Determine how many lines include the word "this", then give that number and nothing more.

*STORED RECORDS*.
┌──

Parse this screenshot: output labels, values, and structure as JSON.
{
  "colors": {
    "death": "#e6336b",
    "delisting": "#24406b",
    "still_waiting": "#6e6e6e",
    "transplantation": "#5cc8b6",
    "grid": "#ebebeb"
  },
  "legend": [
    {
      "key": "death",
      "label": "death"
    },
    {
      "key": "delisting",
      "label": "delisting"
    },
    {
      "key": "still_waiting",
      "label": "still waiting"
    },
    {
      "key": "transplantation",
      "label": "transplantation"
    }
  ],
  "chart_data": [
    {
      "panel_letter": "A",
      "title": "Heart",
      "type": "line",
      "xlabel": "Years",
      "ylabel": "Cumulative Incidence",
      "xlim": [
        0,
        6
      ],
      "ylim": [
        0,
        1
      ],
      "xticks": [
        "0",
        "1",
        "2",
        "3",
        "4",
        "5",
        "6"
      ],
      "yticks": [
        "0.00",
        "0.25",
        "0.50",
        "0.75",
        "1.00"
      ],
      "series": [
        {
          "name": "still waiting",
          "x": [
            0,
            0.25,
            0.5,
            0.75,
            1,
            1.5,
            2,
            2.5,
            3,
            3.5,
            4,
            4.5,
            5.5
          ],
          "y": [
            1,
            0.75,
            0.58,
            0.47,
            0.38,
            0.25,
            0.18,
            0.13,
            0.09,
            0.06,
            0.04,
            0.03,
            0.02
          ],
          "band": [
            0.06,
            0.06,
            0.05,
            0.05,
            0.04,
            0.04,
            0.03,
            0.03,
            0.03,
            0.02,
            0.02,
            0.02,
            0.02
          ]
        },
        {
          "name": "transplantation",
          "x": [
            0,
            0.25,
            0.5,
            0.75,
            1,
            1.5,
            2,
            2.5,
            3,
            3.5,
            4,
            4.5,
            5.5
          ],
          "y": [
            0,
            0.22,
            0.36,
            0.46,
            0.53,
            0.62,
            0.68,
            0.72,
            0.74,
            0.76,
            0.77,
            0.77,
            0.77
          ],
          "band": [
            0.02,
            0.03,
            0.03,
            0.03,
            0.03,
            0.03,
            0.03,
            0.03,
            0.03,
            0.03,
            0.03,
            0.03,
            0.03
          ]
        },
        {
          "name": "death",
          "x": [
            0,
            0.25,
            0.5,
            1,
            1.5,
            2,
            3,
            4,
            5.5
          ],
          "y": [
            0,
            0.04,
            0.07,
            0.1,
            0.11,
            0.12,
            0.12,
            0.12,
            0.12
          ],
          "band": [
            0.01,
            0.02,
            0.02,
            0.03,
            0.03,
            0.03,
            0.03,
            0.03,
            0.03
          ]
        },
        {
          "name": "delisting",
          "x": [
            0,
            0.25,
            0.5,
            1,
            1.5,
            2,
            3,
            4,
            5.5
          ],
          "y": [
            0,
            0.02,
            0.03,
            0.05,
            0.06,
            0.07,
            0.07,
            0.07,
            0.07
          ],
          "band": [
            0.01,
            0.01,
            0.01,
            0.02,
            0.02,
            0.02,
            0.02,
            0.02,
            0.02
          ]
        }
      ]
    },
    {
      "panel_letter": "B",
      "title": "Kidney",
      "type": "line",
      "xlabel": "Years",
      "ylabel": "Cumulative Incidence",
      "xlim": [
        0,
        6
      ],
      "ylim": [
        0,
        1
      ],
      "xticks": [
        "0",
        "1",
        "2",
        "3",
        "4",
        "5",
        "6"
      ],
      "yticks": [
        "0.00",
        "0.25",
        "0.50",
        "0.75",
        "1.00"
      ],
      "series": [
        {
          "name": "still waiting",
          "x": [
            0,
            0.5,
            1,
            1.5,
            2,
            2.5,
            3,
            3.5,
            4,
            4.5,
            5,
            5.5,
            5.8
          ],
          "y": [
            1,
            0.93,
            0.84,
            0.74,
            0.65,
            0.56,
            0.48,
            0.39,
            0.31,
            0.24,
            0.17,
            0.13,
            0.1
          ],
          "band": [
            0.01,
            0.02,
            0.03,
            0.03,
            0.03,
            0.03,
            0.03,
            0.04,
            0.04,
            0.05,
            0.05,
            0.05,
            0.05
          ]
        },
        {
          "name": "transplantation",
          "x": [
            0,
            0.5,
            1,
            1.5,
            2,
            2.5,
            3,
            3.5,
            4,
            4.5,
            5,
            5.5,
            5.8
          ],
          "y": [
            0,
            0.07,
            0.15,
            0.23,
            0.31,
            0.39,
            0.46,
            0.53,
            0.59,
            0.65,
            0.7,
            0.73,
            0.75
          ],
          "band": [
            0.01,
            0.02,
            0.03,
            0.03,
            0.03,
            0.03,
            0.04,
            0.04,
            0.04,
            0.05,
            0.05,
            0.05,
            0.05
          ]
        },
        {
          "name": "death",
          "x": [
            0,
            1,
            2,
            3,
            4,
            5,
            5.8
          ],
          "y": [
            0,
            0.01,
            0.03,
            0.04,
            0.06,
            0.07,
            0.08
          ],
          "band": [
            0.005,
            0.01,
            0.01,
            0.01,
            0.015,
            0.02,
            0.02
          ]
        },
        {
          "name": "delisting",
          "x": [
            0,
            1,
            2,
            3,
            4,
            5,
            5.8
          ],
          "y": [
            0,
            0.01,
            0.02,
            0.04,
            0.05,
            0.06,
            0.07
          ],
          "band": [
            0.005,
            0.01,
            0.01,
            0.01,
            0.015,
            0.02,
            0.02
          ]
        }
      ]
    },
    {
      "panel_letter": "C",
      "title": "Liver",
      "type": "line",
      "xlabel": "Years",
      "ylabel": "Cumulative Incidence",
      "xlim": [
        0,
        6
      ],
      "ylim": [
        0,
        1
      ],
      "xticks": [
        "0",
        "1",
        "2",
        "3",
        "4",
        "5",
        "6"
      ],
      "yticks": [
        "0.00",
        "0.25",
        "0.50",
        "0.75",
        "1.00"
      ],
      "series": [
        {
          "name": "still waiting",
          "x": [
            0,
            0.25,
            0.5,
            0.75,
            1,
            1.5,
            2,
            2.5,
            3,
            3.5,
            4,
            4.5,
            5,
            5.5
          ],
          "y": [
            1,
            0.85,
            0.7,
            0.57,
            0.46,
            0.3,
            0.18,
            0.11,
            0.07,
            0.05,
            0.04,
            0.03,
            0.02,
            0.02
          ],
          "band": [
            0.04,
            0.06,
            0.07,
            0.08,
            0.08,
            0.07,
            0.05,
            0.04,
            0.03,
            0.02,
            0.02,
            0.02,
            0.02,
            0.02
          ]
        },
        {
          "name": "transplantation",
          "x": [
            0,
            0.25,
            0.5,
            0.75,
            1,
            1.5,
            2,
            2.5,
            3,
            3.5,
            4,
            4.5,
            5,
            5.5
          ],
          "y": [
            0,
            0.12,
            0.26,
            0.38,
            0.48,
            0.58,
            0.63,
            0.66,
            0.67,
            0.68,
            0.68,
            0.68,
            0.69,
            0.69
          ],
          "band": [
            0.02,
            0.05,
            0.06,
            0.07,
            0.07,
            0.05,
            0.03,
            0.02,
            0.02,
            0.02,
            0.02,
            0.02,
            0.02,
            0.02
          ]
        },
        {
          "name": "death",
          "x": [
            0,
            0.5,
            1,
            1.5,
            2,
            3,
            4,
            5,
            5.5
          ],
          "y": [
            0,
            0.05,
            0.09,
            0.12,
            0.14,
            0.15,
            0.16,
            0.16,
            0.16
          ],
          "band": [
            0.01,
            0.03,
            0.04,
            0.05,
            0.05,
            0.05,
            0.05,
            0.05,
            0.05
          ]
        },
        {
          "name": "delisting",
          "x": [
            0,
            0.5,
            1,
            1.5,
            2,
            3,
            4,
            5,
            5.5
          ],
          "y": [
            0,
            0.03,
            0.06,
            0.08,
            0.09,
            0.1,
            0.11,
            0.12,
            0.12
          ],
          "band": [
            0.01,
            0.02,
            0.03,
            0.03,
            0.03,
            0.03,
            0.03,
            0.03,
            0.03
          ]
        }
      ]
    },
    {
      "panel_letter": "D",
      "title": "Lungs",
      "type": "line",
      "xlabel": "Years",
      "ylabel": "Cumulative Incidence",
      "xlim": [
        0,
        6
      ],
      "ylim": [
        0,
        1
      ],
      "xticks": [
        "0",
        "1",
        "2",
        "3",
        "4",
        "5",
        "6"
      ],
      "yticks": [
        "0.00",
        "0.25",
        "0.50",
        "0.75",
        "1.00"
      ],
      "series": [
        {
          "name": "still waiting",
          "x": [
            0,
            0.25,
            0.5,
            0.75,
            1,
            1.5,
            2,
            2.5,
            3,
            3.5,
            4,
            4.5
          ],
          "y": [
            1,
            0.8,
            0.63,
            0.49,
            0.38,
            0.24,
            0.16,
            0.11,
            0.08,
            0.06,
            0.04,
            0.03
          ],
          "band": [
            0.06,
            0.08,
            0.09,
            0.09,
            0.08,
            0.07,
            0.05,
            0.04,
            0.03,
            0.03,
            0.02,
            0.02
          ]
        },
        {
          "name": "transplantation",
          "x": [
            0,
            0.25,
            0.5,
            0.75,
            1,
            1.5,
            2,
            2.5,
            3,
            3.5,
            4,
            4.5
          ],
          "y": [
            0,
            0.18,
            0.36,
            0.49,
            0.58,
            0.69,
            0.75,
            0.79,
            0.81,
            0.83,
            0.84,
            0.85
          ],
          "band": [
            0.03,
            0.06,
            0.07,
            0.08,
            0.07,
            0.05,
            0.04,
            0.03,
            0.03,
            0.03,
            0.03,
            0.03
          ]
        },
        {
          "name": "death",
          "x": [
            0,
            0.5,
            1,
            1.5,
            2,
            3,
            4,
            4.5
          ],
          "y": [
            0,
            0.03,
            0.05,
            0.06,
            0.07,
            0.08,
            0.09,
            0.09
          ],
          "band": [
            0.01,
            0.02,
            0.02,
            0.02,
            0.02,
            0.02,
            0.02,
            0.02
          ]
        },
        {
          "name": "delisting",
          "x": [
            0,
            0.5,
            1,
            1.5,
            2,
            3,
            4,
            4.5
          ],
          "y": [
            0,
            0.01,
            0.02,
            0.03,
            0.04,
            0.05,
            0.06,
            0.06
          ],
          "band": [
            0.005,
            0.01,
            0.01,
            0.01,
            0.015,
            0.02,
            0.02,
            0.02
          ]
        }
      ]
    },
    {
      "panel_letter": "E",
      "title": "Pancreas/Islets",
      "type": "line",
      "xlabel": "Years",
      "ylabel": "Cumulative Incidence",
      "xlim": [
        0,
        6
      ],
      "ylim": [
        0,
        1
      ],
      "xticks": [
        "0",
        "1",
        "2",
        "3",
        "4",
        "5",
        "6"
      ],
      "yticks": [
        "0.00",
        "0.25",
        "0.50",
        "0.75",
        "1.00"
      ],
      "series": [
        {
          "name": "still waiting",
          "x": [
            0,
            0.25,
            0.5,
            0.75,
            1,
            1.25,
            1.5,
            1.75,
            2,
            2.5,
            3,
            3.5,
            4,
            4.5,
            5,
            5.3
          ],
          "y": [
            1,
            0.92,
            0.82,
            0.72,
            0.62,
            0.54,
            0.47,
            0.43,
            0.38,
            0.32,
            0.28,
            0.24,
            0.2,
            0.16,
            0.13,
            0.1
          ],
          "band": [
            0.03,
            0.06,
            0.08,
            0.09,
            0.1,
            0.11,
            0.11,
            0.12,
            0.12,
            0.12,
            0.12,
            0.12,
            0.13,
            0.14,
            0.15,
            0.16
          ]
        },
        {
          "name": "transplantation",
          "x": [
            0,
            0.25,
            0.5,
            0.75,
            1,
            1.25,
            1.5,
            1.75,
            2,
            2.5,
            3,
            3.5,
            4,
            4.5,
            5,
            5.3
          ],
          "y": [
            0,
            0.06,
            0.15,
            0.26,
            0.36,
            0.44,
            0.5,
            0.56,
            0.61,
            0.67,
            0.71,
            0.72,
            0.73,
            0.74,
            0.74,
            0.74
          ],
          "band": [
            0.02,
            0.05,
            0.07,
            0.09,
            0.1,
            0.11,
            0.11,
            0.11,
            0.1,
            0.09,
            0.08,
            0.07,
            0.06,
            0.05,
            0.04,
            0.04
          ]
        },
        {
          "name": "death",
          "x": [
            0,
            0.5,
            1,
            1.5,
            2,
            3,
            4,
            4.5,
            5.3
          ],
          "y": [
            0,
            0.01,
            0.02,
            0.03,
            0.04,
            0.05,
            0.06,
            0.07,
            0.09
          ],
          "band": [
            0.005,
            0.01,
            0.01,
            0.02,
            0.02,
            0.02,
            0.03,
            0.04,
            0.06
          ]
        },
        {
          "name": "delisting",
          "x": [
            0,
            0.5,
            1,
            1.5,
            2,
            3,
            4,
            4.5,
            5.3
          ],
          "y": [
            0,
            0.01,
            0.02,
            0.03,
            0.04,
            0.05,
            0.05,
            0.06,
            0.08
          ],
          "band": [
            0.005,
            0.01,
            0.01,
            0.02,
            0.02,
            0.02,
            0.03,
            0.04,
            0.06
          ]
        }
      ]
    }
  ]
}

└──
┌──

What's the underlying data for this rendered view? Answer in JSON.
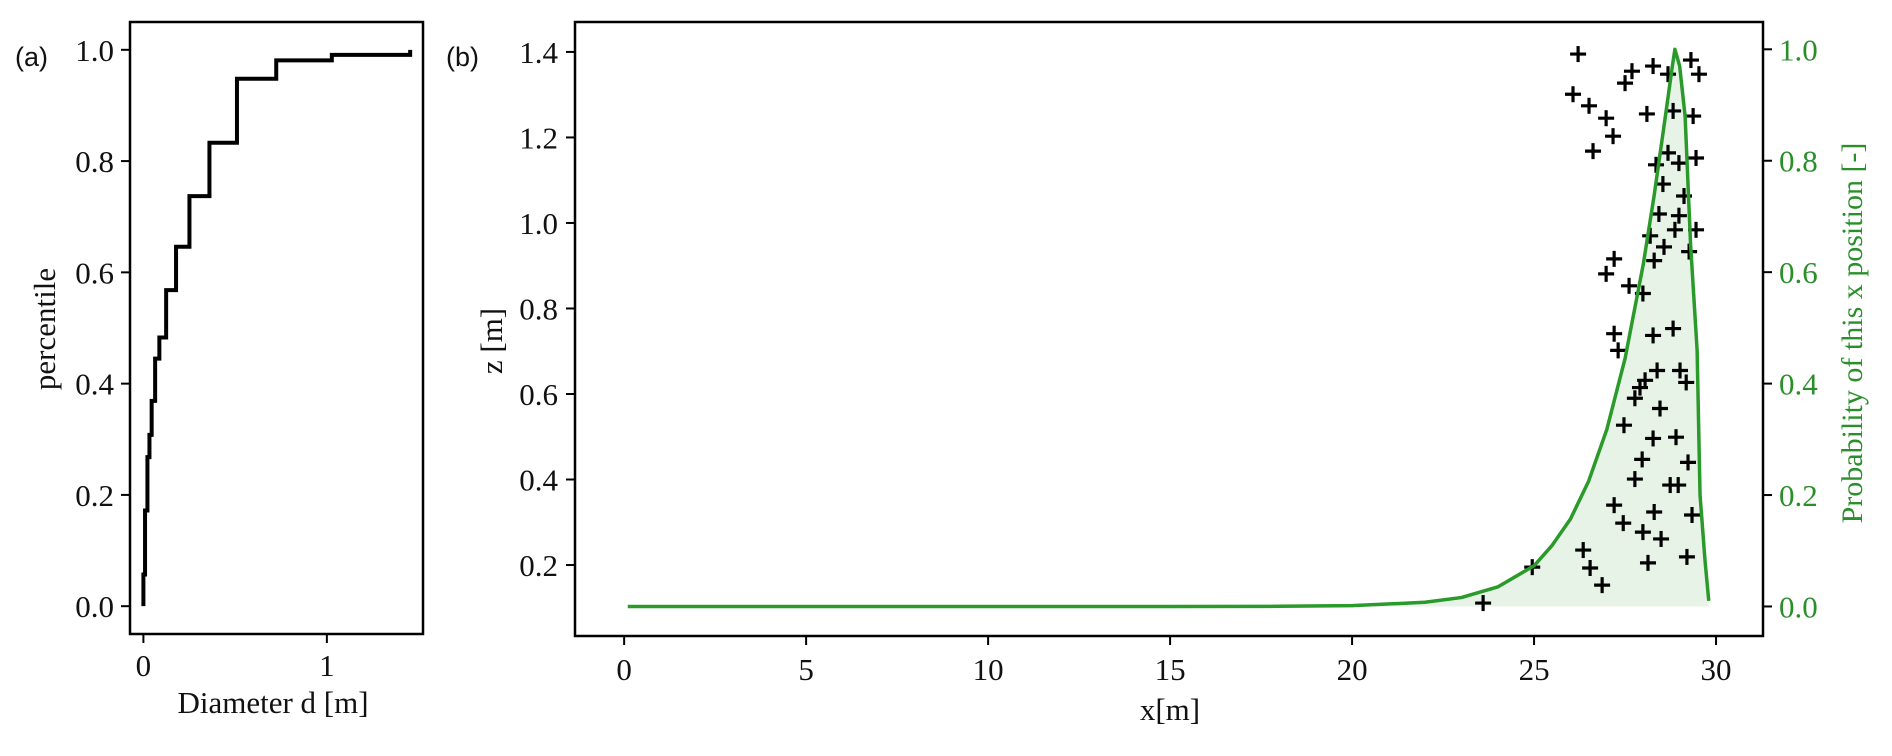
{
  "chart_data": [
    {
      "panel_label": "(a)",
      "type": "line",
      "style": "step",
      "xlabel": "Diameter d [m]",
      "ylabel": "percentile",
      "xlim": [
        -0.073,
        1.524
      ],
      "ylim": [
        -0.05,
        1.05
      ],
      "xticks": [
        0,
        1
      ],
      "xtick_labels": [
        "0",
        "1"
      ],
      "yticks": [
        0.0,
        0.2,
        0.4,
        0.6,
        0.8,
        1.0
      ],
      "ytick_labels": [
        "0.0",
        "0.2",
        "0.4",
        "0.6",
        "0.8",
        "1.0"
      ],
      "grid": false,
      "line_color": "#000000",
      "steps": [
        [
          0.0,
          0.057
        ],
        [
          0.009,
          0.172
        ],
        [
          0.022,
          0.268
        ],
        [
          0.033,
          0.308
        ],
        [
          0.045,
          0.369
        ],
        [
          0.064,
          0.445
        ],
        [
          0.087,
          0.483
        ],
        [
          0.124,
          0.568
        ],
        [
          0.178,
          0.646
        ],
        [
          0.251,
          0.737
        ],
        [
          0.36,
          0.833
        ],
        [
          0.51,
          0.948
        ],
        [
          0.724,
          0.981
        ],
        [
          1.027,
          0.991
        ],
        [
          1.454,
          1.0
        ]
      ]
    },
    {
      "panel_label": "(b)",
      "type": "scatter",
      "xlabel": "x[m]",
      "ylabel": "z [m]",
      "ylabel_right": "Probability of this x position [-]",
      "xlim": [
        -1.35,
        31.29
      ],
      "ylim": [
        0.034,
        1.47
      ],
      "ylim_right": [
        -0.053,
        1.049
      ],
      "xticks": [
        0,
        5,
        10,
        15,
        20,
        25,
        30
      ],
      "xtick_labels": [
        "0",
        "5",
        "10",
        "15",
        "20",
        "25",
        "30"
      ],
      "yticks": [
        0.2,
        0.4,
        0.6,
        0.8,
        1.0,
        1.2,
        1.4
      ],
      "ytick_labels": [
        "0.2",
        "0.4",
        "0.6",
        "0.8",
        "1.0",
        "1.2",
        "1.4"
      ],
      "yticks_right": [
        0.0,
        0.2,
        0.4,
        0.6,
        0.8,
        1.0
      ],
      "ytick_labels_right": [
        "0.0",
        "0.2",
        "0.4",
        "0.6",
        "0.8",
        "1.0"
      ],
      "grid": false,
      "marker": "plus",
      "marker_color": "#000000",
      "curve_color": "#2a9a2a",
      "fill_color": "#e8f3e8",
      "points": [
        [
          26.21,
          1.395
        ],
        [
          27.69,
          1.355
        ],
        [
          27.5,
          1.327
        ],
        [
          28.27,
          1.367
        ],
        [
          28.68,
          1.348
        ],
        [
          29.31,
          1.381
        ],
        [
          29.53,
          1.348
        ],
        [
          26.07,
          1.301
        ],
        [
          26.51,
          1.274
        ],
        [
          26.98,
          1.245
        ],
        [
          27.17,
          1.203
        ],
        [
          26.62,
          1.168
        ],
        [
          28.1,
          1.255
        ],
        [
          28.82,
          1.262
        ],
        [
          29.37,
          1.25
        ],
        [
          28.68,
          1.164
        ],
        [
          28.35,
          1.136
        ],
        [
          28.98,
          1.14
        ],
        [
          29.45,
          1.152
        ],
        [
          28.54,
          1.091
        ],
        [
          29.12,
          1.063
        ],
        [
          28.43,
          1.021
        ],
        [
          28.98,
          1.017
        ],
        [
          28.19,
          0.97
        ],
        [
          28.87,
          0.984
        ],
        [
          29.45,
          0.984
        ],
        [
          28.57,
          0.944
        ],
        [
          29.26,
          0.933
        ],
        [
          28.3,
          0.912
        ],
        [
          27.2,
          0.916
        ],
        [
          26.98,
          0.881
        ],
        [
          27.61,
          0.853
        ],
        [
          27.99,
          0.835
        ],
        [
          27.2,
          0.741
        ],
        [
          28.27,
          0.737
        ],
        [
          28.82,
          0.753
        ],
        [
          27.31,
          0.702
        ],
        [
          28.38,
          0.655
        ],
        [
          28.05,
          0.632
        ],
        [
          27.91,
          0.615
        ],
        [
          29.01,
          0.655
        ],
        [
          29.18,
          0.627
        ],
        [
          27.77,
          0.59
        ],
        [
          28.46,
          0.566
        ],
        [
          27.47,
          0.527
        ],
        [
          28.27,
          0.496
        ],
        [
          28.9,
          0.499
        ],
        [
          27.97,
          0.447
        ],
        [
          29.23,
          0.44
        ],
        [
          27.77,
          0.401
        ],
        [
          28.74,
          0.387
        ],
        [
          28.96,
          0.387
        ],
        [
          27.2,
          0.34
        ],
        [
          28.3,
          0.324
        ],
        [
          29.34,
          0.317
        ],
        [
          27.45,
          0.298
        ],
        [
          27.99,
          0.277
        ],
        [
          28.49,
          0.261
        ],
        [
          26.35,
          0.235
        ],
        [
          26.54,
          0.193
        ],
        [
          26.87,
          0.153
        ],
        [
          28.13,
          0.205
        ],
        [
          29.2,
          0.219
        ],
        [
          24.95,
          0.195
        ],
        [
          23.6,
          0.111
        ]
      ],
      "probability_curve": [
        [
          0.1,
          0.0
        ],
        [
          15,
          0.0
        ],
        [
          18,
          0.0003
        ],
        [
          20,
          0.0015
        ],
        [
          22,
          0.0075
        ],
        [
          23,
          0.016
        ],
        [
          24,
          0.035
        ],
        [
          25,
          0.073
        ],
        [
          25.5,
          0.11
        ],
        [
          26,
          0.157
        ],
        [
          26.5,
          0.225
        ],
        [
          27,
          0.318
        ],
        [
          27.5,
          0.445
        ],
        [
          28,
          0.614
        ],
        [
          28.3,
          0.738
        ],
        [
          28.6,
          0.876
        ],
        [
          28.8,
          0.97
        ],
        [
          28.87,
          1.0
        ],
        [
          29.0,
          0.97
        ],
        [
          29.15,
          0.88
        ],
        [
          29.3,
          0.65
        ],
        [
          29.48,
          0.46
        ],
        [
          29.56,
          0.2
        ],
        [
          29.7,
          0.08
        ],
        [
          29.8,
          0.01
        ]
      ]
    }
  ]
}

└──

*COMPLETED EXERCISE*. 3